WHAT THE EXERCISE ASKS →
Tally up the lines that include "Krishi" and state that number by itself.
**** INPUT DATA
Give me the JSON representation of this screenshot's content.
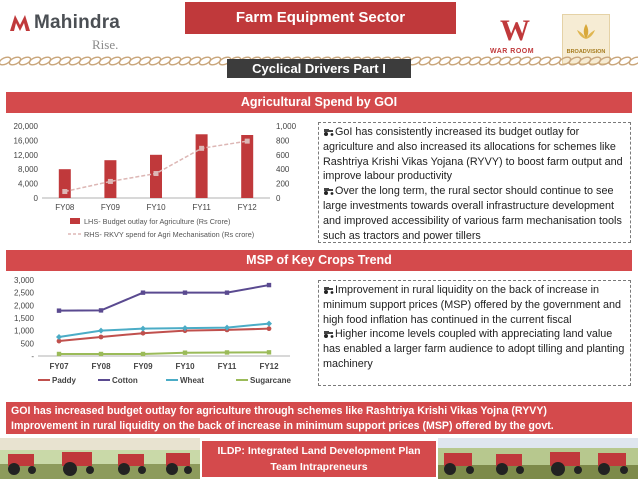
{
  "header": {
    "brand": "Mahindra",
    "tagline": "Rise.",
    "sector_title": "Farm Equipment Sector",
    "partner_logo_1_text": "WAR ROOM",
    "partner_logo_1_mark": "W",
    "partner_logo_2_text": "BROADVISION",
    "subtitle": "Cyclical Drivers Part I"
  },
  "section1": {
    "title": "Agricultural Spend by GOI",
    "bullets": [
      "GoI has consistently increased its budget outlay for agriculture and also increased its allocations for schemes like Rashtriya Krishi Vikas Yojana (RYVY) to boost farm output and improve labour productivity",
      "Over the long term, the rural sector should continue to see large investments towards overall infrastructure development and improved accessibility of various farm mechanisation tools such as tractors and power tillers"
    ]
  },
  "section2": {
    "title": "MSP of Key Crops Trend",
    "bullets": [
      "Improvement in rural liquidity on the back of increase in minimum support prices (MSP) offered by the government and high food inflation has continued in the current fiscal",
      "Higher income levels coupled with appreciating land value has enabled a larger farm audience to adopt tilling and planting machinery"
    ]
  },
  "summary": {
    "line1": "GOI has increased budget outlay for agriculture through schemes like Rashtriya Krishi Vikas Yojna (RYVY)",
    "line2": "Improvement in rural liquidity on the back of increase in minimum support prices (MSP) offered by the govt."
  },
  "footer": {
    "line1": "ILDP: Integrated Land Development Plan",
    "line2": "Team Intrapreneurs"
  },
  "colors": {
    "accent_red": "#d44a4c",
    "title_red": "#c0393b",
    "dark_band": "#3c3c3c",
    "bar_red": "#c0393b",
    "line_pink": "#ddb7b5",
    "paddy": "#c0504d",
    "cotton": "#5a4a90",
    "wheat": "#4bacc6",
    "sugarcane": "#9bbb59"
  },
  "chart_data": [
    {
      "type": "bar",
      "categories": [
        "FY08",
        "FY09",
        "FY10",
        "FY11",
        "FY12"
      ],
      "series": [
        {
          "name": "LHS- Budget outlay for Agriculture (Rs Crore)",
          "kind": "bar",
          "axis": "left",
          "values": [
            8000,
            10500,
            12000,
            17700,
            17500
          ]
        },
        {
          "name": "RHS- RKVY spend for Agri Mechanisation (Rs crore)",
          "kind": "line",
          "axis": "right",
          "values": [
            90,
            230,
            340,
            690,
            790
          ]
        }
      ],
      "y_left_ticks": [
        "20,000",
        "16,000",
        "12,000",
        "8,000",
        "4,000",
        "0"
      ],
      "y_right_ticks": [
        "1,000",
        "800",
        "600",
        "400",
        "200",
        "0"
      ],
      "ylim_left": [
        0,
        20000
      ],
      "ylim_right": [
        0,
        1000
      ],
      "legend_position": "bottom"
    },
    {
      "type": "line",
      "categories": [
        "FY07",
        "FY08",
        "FY09",
        "FY10",
        "FY11",
        "FY12"
      ],
      "series": [
        {
          "name": "Paddy",
          "values": [
            590,
            750,
            900,
            1000,
            1030,
            1080
          ]
        },
        {
          "name": "Cotton",
          "values": [
            1790,
            1800,
            2500,
            2500,
            2500,
            2800
          ]
        },
        {
          "name": "Wheat",
          "values": [
            750,
            1000,
            1080,
            1100,
            1120,
            1280
          ]
        },
        {
          "name": "Sugarcane",
          "values": [
            80,
            80,
            80,
            130,
            140,
            145
          ]
        }
      ],
      "y_ticks": [
        "3,000",
        "2,500",
        "2,000",
        "1,500",
        "1,000",
        "500",
        "-"
      ],
      "ylim": [
        0,
        3000
      ],
      "legend_position": "bottom"
    }
  ]
}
********
REPLY →
2